• Data for this exercise
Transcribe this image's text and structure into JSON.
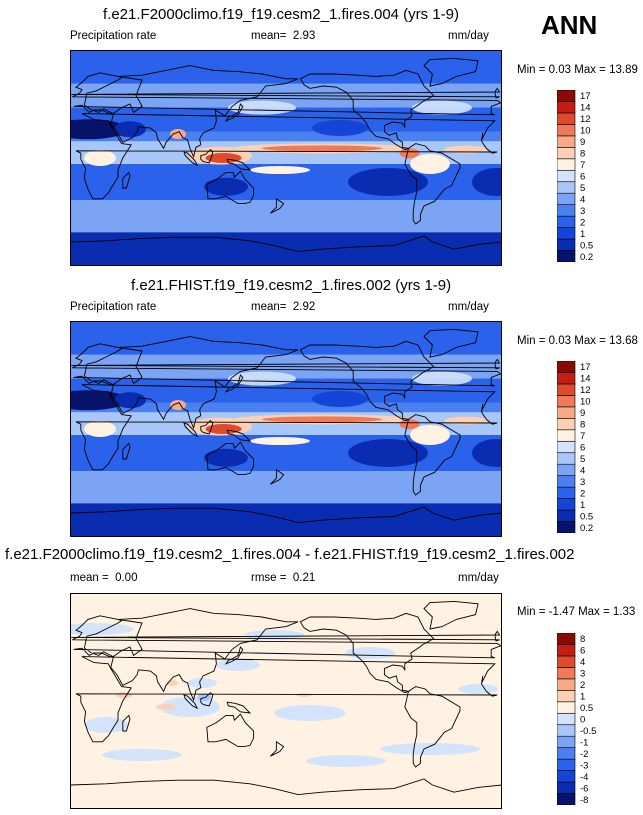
{
  "season": "ANN",
  "colors": {
    "abs_scale": [
      "#07136b",
      "#0a2cb0",
      "#1545d8",
      "#2a62ec",
      "#4a80f0",
      "#7ba4f4",
      "#a8c6f8",
      "#d2e3fb",
      "#fff2e2",
      "#fbd0b4",
      "#f6aa86",
      "#ef7a57",
      "#e04a2c",
      "#c41e12",
      "#8c0a06"
    ],
    "diff_scale": [
      "#07136b",
      "#0a2cb0",
      "#1545d8",
      "#2a62ec",
      "#4a80f0",
      "#7ba4f4",
      "#a8c6f8",
      "#d2e3fb",
      "#fff2e2",
      "#fbd0b4",
      "#f6aa86",
      "#ef7a57",
      "#e04a2c",
      "#c41e12",
      "#8c0a06"
    ],
    "coast": "#000000",
    "frame": "#000000"
  },
  "panels": [
    {
      "title": "f.e21.F2000climo.f19_f19.cesm2_1.fires.004 (yrs 1-9)",
      "left_label": "Precipitation rate",
      "mean_label": "mean=",
      "mean_value": "2.93",
      "rmse_label": "",
      "rmse_value": "",
      "units": "mm/day",
      "min_label": "Min =",
      "min_value": "0.03",
      "max_label": "Max =",
      "max_value": "13.89"
    },
    {
      "title": "f.e21.FHIST.f19_f19.cesm2_1.fires.002 (yrs 1-9)",
      "left_label": "Precipitation rate",
      "mean_label": "mean=",
      "mean_value": "2.92",
      "rmse_label": "",
      "rmse_value": "",
      "units": "mm/day",
      "min_label": "Min =",
      "min_value": "0.03",
      "max_label": "Max =",
      "max_value": "13.68"
    },
    {
      "title": "f.e21.F2000climo.f19_f19.cesm2_1.fires.004 - f.e21.FHIST.f19_f19.cesm2_1.fires.002",
      "left_label": "mean =",
      "mean_label": "",
      "mean_value": "0.00",
      "rmse_label": "rmse =",
      "rmse_value": "0.21",
      "units": "mm/day",
      "min_label": "Min =",
      "min_value": "-1.47",
      "max_label": "Max =",
      "max_value": "1.33"
    }
  ],
  "chart_data": [
    {
      "type": "heatmap",
      "title": "f.e21.F2000climo.f19_f19.cesm2_1.fires.004 (yrs 1-9)",
      "variable": "Precipitation rate",
      "units": "mm/day",
      "mean": 2.93,
      "min": 0.03,
      "max": 13.89,
      "colorbar_levels": [
        "0.2",
        "0.5",
        "1",
        "2",
        "3",
        "4",
        "5",
        "6",
        "7",
        "8",
        "9",
        "10",
        "12",
        "14",
        "17"
      ]
    },
    {
      "type": "heatmap",
      "title": "f.e21.FHIST.f19_f19.cesm2_1.fires.002 (yrs 1-9)",
      "variable": "Precipitation rate",
      "units": "mm/day",
      "mean": 2.92,
      "min": 0.03,
      "max": 13.68,
      "colorbar_levels": [
        "0.2",
        "0.5",
        "1",
        "2",
        "3",
        "4",
        "5",
        "6",
        "7",
        "8",
        "9",
        "10",
        "12",
        "14",
        "17"
      ]
    },
    {
      "type": "heatmap",
      "title": "f.e21.F2000climo.f19_f19.cesm2_1.fires.004 - f.e21.FHIST.f19_f19.cesm2_1.fires.002",
      "units": "mm/day",
      "mean": 0.0,
      "rmse": 0.21,
      "min": -1.47,
      "max": 1.33,
      "colorbar_levels": [
        "-8",
        "-6",
        "-4",
        "-3",
        "-2",
        "-1",
        "-0.5",
        "0",
        "0.5",
        "1",
        "2",
        "3",
        "4",
        "6",
        "8"
      ]
    }
  ]
}
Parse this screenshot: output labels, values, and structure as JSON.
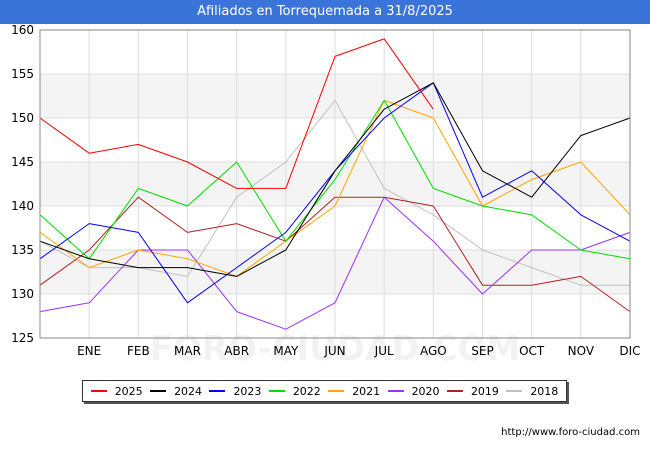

• Exercise goal
Of all the lines in the listing above, how many include "JSON"? Write only the number.

• Solved problem
2